Report only the number of lines in this material that include "الإدارة".

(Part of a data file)
## START

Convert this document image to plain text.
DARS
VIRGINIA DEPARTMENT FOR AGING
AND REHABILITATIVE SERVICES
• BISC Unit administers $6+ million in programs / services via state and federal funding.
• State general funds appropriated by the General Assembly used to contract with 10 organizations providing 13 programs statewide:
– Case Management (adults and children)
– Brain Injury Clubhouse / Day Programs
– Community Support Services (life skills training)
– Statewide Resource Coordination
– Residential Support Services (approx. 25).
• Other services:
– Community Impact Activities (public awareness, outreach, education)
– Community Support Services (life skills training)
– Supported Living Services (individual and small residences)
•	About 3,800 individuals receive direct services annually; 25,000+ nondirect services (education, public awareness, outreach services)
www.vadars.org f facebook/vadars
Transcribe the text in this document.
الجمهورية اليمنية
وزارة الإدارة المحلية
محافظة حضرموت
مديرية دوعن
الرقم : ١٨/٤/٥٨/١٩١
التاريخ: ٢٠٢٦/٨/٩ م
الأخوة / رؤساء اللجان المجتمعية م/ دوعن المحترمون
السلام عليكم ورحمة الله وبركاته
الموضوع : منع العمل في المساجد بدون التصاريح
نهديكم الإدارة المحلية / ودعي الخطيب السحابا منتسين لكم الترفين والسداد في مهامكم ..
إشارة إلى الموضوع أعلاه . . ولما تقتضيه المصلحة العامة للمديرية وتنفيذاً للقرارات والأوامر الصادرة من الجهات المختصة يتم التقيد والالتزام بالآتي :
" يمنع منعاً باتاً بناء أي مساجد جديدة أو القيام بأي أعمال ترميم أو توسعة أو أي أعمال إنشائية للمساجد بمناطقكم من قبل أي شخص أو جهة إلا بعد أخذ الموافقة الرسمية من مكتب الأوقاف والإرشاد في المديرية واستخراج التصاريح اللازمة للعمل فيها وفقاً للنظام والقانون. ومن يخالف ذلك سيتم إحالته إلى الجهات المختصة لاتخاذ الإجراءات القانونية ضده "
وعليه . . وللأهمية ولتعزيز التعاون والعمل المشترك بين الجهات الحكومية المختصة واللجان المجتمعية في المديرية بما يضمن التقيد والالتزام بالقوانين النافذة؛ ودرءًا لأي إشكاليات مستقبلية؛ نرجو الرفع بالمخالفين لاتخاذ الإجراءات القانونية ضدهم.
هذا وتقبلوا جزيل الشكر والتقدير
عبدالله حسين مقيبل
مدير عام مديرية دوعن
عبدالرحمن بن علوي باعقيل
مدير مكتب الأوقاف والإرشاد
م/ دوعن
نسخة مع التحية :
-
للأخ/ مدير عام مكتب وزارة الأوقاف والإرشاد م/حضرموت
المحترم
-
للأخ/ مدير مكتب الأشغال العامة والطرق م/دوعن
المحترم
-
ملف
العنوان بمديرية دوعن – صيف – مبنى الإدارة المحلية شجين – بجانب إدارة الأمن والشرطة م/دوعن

## END

Expected answer :: 3